* _Document section_
####################
Thursday, May 17, 2007

Bumper Stickers

1. Constipated People Don't Give A Shit.

2. Practice Safe Sex, Go Screw Yourself.

3. If You Drink, Don't Park. Accidents Cause People.

4. Who Lit The Fuse On Your Tampon?

5. If You Don't Believe In Oral Sex, Keep Your Mouth Shut.

6. Please Tell Your Pants It's Not Polite To Point.

7. If That Phone Was Up Your Butt, Maybe You Could Drive A Little Better.

8. My Kid Got Your Honor Roll Student Pregnant.

9. To All You Virgins: Thanks For Nothing.

10. If At First You Don't Succeed, Blame Someone Else And SeekCounseling.

11. Impotence: Nature's Way Of Saying "No Hard Feelings".

12. If You Can Read This, I've Lost My Trailer.

13. Horn Broken ... Watch For Finger.
####################
* _Given records_
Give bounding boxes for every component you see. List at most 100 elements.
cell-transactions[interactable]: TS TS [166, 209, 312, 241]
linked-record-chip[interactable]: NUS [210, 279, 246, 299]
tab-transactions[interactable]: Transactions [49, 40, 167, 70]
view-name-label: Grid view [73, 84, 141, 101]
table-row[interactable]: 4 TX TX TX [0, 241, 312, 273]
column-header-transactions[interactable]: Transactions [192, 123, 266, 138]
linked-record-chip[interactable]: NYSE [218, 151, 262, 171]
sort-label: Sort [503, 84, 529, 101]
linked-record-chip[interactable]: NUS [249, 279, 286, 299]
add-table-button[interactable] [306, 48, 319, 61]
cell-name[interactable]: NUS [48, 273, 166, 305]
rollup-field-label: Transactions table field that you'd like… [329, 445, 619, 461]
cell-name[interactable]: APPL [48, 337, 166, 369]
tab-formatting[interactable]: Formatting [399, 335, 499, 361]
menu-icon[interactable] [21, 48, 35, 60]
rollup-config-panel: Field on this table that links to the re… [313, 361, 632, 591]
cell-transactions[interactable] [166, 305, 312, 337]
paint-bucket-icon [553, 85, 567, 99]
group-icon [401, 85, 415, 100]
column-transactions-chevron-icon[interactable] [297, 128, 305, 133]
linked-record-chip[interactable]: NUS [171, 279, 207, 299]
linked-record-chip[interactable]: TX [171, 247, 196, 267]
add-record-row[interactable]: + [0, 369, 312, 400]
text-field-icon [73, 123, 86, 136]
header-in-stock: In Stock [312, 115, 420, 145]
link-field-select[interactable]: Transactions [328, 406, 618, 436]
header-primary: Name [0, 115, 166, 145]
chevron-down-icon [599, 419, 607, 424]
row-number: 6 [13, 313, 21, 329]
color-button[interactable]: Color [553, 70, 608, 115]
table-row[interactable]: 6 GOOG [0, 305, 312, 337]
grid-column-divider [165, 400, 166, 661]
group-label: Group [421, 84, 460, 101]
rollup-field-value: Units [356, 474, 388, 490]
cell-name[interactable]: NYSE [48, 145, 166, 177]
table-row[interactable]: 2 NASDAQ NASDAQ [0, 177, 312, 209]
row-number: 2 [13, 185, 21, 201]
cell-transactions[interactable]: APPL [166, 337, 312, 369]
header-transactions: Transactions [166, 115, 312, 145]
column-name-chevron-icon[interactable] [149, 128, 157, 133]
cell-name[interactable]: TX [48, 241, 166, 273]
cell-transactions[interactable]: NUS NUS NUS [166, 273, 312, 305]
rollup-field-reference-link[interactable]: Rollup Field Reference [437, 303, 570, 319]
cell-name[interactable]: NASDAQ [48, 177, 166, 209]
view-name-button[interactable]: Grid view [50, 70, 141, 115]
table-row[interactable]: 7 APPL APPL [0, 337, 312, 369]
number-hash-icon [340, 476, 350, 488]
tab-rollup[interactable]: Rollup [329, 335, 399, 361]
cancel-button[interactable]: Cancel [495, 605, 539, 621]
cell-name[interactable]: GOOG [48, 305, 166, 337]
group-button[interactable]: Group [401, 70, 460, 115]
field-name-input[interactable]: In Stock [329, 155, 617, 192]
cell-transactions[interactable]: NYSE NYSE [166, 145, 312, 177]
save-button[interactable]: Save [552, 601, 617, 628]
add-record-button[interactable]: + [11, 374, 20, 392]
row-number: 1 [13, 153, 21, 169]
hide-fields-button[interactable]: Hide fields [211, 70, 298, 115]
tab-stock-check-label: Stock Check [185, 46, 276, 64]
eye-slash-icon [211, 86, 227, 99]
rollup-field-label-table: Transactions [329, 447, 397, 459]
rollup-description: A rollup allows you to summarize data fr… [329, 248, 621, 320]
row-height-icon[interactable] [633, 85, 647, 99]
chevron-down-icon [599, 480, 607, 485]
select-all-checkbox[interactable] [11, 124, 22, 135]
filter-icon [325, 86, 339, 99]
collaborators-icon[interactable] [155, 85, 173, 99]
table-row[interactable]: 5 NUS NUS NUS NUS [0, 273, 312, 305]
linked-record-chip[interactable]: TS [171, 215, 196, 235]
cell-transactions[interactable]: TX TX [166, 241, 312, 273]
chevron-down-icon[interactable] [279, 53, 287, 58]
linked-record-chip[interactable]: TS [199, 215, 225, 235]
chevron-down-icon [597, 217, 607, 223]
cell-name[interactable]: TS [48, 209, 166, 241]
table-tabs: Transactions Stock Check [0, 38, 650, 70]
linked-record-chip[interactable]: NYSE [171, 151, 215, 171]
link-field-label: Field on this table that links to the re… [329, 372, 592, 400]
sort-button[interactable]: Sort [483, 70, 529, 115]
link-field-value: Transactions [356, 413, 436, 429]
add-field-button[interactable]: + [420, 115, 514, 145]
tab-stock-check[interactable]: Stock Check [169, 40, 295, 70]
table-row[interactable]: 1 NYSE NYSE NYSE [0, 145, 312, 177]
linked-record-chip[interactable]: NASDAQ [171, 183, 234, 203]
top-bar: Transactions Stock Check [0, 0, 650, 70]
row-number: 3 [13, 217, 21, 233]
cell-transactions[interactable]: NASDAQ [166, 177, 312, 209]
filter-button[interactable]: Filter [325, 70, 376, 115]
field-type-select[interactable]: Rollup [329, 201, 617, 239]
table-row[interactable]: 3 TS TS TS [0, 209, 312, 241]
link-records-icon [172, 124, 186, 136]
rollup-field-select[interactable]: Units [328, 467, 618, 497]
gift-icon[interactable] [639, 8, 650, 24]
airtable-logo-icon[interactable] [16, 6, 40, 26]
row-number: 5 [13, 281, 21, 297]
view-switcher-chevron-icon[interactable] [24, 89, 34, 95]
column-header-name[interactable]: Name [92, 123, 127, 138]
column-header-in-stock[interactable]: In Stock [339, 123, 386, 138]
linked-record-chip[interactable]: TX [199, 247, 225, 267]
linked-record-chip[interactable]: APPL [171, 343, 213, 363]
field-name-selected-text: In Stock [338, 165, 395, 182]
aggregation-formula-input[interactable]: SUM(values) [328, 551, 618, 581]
####################
* _Instructions_
a - Transcribe part of the bumper sticker list word for word, beginning at the words "2. Practice Safe" and stopping after the words "Polite To Point.".
b - Continue the bumper sticker list from where it stops, adding the next entries in the same numbered style.
The material comes from a separate source and is unrelated to the bumper sticker list.

* _Results of the exercise_
a -
2. Practice Safe Sex, Go Screw Yourself.

3. If You Drink, Don't Park. Accidents Cause People.

4. Who Lit The Fuse On Your Tampon?

5. If You Don't Believe In Oral Sex, Keep Your Mouth Shut.

6. Please Tell Your Pants It's Not Polite To Point.

b -
14. If You're Not A Hemorrhoid, Get Off My Ass.

15. You're Just Jealous Because The Voices Are Talking To Me.

16. The Earth Is Full - Go Home

17. This Would Be Really Funny If It Weren't Happening To Me

18. Eat Right, Exercise, Die Anyway

19. Illiterate? Write For Help

20. Honk If Anything Falls Off

21. Cover Me. I'm Changing Lanes
22. I Refuse To Have A Battle Of Wits With An Unarmed Person

23. You! Out Of The Gene Pool!

24. If Sex Is A Pain In The Ass, Then You're Doing It Wrong...

25. If You Can Read This, Please Turn Me Over

26. Remember Folks: Stop Lights Timed For 35 mph Are Also Timed for 70 mph.

27. Guys: No Shirt, No Service - Gals: No Shirt, No Charge

28. If Walking Is So Good For You, Then Why Does My Mailman Look Like Jabba The Hut?

29. Necrophilia: That Uncontrollable Urge To Crack Open A Cold One.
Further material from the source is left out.